### EXERCISE TASK
Copy the rows word for word, from the start of the rows through the line that contains "sun-ray bbox=[1707, 93, 1732, 108]", including that line.

### EXCERPTED RECORDS

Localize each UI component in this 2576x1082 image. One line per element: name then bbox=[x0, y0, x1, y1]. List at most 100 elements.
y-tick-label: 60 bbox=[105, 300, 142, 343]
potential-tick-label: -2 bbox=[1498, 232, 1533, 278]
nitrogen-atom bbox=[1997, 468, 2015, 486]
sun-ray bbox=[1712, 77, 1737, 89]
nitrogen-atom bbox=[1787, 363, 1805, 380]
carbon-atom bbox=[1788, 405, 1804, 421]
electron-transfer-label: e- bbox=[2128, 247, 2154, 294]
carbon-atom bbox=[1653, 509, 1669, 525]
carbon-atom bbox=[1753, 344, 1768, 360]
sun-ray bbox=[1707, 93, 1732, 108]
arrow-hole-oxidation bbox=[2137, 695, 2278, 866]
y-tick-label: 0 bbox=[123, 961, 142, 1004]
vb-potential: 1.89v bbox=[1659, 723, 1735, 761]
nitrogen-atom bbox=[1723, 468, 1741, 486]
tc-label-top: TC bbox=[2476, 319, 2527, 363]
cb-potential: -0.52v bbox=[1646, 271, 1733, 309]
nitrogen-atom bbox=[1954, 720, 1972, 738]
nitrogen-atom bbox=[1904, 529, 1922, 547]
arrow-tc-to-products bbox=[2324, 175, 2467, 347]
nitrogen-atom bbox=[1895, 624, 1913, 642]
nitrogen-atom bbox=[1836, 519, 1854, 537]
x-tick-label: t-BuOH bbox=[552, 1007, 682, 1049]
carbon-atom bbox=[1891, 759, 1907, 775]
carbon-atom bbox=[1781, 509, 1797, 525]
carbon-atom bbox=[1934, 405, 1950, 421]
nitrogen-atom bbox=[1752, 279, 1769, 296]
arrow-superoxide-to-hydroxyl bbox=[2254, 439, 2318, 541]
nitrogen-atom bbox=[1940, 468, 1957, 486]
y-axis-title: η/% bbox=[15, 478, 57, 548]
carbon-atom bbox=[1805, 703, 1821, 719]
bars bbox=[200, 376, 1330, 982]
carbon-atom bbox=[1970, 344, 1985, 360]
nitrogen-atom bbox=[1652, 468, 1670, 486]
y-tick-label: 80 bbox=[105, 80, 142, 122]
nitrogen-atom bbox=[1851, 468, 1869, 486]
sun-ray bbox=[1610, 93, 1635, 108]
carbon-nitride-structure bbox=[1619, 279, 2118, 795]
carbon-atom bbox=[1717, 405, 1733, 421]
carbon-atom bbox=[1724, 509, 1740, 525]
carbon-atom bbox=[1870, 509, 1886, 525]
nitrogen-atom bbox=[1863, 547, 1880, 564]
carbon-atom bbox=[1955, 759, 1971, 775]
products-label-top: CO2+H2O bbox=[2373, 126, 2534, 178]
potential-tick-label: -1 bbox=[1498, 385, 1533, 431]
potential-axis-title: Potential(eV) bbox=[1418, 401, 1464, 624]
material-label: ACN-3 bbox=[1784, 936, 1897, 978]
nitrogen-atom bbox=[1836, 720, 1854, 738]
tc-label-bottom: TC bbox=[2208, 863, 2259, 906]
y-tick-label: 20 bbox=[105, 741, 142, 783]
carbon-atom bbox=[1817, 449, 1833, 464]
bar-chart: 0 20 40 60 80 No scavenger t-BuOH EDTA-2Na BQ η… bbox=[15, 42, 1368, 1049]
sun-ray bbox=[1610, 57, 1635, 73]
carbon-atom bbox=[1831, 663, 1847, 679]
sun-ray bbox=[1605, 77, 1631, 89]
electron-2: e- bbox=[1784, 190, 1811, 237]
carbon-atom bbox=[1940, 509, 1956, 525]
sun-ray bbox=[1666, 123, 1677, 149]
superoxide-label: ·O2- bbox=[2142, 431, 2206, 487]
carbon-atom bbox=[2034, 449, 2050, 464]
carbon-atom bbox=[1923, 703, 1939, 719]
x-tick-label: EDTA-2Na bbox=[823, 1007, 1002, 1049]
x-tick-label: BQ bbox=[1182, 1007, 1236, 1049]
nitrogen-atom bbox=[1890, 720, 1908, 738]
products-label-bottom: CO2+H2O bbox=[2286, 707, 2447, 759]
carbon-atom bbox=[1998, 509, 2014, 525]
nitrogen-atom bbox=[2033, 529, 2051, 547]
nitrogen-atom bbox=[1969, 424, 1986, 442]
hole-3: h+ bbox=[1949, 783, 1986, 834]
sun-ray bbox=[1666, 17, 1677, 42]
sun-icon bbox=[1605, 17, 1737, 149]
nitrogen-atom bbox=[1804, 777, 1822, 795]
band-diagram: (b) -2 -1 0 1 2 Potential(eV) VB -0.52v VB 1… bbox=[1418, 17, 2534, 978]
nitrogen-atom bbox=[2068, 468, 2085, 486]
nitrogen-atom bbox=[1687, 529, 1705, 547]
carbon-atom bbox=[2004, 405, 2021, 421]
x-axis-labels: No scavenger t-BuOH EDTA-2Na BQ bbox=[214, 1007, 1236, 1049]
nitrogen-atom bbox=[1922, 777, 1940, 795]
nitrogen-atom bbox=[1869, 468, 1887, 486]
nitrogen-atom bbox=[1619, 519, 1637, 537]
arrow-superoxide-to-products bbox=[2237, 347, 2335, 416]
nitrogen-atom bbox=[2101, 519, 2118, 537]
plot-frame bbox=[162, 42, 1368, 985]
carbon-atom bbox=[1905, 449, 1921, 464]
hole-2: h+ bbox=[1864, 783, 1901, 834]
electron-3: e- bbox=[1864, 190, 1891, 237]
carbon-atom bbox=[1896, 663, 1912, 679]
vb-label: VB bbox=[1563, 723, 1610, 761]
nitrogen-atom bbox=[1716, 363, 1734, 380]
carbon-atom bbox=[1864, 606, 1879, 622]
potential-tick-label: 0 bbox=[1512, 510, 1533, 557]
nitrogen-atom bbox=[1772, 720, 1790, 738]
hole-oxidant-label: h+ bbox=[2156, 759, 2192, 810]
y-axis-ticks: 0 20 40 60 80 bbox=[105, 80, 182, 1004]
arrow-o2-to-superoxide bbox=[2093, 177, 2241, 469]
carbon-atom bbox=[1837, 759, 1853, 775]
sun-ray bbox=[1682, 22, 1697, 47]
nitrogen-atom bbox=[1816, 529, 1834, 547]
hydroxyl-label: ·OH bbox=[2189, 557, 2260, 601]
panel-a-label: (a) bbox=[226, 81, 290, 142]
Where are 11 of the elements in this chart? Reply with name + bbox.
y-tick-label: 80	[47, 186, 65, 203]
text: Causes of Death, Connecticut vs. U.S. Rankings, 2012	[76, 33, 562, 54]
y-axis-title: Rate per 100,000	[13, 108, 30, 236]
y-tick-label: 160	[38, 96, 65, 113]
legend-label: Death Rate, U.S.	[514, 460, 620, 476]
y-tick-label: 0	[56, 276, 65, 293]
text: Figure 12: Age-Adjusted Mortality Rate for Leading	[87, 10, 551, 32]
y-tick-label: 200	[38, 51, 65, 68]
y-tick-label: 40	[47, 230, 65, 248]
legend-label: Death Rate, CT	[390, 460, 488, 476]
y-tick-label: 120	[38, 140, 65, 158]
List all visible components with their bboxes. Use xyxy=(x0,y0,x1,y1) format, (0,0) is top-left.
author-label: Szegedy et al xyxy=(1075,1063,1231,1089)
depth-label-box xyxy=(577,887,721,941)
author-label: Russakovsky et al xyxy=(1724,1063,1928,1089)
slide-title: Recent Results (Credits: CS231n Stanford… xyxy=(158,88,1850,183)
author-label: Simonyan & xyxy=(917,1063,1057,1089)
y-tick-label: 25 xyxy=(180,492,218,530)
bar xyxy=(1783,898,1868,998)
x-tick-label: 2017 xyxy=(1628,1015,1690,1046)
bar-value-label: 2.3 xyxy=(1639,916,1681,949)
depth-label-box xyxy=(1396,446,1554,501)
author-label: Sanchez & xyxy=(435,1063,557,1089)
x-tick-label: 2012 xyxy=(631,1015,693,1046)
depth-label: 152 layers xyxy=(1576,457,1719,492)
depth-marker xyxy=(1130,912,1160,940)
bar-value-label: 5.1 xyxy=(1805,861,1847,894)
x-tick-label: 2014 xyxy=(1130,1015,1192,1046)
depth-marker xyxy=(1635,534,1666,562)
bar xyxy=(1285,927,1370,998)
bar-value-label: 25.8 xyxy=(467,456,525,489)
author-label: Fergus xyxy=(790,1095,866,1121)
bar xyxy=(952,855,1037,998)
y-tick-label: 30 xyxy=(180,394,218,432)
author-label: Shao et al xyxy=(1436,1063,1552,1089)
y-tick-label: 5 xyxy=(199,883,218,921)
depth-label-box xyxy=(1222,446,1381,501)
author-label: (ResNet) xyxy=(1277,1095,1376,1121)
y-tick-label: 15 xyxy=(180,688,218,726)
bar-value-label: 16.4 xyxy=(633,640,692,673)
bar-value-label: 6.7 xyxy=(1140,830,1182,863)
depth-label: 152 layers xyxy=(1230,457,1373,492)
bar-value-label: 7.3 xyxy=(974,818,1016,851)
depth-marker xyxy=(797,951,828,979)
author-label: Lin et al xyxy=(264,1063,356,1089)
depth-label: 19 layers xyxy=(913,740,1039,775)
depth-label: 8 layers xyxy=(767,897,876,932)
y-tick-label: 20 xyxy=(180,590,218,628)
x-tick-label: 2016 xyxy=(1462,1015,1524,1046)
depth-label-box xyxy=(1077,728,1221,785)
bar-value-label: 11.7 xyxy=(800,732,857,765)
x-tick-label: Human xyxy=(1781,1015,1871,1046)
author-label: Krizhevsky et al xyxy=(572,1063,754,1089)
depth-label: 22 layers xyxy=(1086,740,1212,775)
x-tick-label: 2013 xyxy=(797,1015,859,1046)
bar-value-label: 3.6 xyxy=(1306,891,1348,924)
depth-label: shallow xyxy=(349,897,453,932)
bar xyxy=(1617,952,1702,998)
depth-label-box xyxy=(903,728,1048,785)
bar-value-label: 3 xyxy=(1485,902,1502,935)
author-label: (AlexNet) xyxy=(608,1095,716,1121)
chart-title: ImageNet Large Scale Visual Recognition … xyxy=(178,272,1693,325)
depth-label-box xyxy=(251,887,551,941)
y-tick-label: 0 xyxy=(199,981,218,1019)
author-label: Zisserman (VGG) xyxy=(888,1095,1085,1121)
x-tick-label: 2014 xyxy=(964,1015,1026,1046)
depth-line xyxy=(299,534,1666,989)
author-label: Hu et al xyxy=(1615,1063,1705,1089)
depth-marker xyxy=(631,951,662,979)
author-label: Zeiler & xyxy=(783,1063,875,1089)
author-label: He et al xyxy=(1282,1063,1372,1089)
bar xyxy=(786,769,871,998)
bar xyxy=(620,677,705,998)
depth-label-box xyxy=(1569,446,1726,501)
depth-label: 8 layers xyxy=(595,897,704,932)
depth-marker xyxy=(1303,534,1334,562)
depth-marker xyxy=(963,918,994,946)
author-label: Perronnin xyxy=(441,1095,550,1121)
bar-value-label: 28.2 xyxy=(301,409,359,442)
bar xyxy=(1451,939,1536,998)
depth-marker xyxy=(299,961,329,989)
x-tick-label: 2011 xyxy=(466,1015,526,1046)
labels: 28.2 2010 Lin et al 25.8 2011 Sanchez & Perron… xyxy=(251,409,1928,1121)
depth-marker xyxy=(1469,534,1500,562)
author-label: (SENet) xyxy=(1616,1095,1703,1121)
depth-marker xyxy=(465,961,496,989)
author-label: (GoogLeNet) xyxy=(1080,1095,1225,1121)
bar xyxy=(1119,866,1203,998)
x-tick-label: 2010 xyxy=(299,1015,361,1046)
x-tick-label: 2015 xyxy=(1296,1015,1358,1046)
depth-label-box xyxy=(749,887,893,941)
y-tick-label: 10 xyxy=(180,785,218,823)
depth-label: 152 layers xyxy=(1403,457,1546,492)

### RESULT
Localize each UI component in this 2576x1082 image. One line per element: name then bbox=[x0, y0, x1, y1]. List at most 100 elements.
y-tick-label: 60 bbox=[105, 300, 142, 343]
potential-tick-label: -2 bbox=[1498, 232, 1533, 278]
nitrogen-atom bbox=[1997, 468, 2015, 486]
sun-ray bbox=[1712, 77, 1737, 89]
nitrogen-atom bbox=[1787, 363, 1805, 380]
carbon-atom bbox=[1788, 405, 1804, 421]
electron-transfer-label: e- bbox=[2128, 247, 2154, 294]
carbon-atom bbox=[1653, 509, 1669, 525]
carbon-atom bbox=[1753, 344, 1768, 360]
sun-ray bbox=[1707, 93, 1732, 108]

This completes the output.